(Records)

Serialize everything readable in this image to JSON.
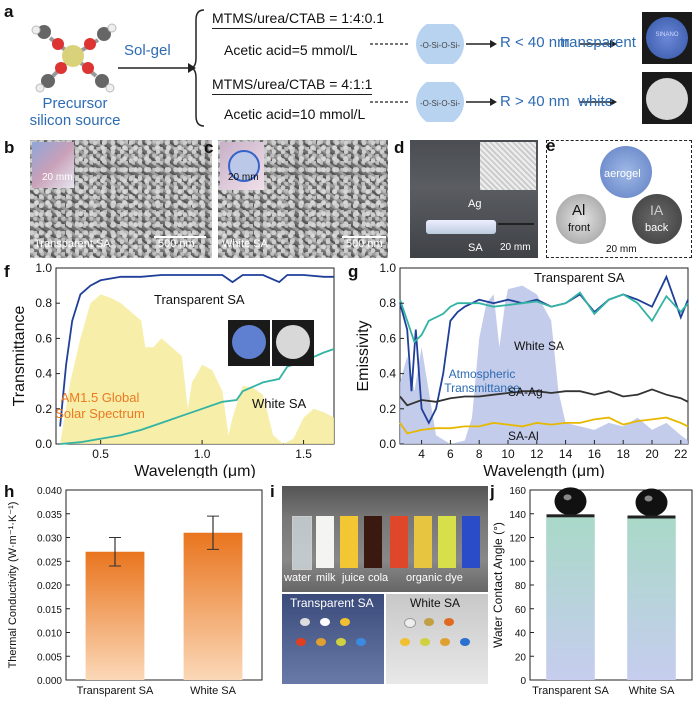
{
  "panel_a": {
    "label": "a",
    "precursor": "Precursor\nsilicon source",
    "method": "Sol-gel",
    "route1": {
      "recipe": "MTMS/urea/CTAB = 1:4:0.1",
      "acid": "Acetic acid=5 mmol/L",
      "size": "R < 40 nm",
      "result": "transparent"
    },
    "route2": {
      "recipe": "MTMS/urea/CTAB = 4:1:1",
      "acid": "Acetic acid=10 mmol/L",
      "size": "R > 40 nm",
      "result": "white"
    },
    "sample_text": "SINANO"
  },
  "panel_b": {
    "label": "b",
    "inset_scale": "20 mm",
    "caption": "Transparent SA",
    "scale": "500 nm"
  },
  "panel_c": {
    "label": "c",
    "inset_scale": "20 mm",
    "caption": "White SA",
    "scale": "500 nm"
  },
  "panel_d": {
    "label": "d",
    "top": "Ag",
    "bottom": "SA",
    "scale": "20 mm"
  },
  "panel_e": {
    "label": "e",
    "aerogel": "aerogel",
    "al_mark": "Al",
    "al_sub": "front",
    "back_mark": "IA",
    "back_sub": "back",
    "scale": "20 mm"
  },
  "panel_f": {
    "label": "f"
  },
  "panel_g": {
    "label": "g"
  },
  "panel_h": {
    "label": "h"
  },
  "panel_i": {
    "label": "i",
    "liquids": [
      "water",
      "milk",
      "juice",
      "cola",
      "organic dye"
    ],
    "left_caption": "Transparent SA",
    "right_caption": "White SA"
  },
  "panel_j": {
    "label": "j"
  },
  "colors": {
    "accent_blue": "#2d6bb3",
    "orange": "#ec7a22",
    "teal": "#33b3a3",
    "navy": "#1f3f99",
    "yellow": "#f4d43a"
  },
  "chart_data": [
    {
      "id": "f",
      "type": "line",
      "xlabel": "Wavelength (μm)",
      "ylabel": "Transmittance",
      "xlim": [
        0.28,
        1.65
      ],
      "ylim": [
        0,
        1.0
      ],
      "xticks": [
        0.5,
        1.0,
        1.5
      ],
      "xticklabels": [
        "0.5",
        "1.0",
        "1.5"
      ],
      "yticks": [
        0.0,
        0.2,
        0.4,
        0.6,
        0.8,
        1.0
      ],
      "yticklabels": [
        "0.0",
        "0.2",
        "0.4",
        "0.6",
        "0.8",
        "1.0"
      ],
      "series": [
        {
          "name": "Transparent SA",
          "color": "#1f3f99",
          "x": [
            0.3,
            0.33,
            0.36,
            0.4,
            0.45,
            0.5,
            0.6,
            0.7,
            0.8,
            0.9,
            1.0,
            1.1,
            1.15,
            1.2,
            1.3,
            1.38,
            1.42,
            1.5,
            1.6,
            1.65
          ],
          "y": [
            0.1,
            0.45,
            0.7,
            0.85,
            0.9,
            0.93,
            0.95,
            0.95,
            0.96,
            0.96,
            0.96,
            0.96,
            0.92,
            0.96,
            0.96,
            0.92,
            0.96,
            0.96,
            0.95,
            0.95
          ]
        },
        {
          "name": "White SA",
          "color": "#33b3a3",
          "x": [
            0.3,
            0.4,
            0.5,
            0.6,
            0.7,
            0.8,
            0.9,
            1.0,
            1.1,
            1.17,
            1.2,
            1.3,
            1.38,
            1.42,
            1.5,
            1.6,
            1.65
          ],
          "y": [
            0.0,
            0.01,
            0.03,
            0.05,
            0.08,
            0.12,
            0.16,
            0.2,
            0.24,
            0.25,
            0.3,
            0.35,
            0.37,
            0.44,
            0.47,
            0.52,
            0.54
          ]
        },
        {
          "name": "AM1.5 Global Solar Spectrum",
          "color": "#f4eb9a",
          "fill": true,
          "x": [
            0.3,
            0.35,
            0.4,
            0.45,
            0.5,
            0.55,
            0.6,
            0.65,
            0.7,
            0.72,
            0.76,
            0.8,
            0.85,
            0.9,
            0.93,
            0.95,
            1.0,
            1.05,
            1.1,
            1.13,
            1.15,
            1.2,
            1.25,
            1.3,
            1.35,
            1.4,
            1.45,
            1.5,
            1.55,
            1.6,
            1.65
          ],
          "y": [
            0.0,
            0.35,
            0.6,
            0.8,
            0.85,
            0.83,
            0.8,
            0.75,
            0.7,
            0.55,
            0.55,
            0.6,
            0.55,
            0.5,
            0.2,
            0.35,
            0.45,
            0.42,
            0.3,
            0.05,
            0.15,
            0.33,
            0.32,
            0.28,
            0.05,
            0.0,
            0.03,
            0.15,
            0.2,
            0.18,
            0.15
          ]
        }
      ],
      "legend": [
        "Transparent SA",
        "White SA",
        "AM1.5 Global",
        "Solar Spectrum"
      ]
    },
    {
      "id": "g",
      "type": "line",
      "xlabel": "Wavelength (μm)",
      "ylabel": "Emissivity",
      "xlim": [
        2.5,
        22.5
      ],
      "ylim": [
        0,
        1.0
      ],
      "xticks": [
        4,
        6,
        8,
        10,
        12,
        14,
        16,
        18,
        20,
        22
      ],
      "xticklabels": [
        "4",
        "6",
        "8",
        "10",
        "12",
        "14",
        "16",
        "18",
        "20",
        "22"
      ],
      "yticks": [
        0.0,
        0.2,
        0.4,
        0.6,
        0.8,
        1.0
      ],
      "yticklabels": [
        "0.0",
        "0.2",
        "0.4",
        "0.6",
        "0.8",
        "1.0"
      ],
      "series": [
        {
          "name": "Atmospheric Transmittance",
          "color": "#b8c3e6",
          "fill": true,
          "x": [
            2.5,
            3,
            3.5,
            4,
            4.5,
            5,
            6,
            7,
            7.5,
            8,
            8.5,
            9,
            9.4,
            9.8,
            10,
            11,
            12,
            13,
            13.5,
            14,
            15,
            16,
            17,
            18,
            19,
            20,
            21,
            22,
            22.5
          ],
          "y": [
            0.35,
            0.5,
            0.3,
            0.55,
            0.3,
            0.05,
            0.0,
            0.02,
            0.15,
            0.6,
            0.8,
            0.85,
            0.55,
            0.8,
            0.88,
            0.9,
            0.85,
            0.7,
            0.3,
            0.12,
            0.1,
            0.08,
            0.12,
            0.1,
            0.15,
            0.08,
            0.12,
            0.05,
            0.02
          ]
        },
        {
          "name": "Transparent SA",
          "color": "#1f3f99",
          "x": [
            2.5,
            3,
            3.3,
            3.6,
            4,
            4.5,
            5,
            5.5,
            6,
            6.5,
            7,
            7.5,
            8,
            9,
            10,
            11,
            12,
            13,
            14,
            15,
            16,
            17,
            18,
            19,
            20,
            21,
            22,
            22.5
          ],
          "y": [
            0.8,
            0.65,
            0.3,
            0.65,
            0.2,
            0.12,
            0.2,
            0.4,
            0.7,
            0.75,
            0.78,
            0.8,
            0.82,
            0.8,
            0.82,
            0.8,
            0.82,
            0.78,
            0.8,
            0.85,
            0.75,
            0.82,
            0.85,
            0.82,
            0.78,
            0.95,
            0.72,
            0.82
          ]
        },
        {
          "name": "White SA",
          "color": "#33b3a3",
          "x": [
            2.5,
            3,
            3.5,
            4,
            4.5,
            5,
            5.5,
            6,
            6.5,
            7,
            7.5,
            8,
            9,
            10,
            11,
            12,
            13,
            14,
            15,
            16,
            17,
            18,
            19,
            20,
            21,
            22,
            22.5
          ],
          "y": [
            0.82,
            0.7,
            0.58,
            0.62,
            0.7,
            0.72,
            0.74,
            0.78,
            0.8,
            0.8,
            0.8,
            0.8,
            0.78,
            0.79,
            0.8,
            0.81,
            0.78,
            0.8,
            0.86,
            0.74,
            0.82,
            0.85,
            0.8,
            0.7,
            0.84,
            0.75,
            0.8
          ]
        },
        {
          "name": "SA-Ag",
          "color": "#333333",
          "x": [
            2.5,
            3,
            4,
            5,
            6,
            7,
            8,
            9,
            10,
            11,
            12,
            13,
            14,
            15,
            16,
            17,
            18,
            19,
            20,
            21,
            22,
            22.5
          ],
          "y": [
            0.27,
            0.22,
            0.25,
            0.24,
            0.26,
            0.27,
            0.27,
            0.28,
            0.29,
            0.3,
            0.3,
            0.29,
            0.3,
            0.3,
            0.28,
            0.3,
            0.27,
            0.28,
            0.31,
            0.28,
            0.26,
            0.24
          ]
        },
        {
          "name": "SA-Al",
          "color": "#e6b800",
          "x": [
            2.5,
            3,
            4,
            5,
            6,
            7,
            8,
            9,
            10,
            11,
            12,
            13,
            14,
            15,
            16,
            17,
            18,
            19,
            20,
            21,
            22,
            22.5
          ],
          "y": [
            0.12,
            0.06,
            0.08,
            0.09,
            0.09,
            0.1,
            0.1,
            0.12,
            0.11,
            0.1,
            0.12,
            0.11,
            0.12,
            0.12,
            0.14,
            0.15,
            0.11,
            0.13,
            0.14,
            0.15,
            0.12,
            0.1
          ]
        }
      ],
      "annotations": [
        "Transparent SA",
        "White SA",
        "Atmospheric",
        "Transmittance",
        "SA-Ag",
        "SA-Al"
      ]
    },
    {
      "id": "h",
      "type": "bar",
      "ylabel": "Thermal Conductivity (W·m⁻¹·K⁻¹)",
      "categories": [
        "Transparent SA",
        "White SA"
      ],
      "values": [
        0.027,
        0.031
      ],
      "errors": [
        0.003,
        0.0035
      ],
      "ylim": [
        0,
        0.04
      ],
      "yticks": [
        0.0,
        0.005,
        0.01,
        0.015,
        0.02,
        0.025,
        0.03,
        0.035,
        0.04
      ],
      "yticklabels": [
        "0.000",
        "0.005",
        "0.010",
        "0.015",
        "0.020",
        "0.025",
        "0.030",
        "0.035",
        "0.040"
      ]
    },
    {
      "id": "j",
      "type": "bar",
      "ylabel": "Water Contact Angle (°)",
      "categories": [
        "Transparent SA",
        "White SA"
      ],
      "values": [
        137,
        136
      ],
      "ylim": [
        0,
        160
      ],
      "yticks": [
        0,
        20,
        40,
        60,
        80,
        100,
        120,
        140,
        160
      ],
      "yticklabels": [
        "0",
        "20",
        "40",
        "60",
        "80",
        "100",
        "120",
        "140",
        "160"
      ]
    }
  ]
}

### SET PROBLEM
State the number of lines in this listing that contain the string "mmol", and add nothing else.

### REPLY TO THE TASK
2